PROBLEM REQUIREMENTS:
Output solely the number of lines containing the string "Cortex".

## begin

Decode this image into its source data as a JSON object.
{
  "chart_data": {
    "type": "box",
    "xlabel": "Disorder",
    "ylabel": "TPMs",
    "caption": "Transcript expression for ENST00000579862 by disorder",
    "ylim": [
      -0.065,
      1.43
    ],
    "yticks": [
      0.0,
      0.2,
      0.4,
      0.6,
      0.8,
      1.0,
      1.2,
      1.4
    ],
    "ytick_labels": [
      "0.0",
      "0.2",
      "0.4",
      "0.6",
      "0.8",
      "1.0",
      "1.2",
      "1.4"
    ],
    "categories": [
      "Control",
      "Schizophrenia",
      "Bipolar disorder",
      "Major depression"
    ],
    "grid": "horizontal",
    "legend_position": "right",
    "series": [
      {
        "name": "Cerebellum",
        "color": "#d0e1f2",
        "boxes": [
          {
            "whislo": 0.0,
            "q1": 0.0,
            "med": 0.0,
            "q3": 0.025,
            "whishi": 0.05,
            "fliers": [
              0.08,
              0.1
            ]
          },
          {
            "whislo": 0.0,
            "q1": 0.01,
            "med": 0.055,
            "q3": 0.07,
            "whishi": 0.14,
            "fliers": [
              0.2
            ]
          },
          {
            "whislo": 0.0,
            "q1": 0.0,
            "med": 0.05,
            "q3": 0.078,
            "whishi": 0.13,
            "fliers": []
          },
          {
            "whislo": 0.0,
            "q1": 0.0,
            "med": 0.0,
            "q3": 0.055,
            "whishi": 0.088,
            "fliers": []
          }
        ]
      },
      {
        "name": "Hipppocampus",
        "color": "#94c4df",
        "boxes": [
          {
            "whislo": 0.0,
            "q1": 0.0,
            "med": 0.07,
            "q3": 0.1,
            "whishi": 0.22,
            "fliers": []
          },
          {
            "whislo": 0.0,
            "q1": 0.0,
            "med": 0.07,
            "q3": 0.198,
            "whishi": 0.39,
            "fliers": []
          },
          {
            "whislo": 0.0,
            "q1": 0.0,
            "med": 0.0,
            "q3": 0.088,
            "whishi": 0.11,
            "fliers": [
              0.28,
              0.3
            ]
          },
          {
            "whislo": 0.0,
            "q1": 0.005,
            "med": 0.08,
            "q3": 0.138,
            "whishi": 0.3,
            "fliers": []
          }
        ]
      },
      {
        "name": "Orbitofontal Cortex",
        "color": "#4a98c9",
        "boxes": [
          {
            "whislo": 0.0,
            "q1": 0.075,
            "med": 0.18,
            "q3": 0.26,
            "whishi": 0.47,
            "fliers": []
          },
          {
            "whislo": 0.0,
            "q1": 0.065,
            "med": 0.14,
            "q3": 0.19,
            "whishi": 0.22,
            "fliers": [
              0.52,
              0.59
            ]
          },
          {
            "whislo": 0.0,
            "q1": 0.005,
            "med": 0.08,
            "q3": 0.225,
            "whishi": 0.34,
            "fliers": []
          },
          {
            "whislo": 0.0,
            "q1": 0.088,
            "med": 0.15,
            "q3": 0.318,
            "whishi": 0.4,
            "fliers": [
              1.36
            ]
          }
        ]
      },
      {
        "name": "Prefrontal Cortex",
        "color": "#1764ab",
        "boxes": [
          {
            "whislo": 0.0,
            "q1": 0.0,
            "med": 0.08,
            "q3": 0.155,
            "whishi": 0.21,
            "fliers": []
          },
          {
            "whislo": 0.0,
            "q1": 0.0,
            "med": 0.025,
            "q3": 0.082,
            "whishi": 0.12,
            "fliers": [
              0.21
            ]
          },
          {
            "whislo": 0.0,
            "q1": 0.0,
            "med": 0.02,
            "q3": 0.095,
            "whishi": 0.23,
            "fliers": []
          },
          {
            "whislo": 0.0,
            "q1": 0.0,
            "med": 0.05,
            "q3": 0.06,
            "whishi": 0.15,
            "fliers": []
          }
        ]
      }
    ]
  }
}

## end

CORRECT RESULT:
2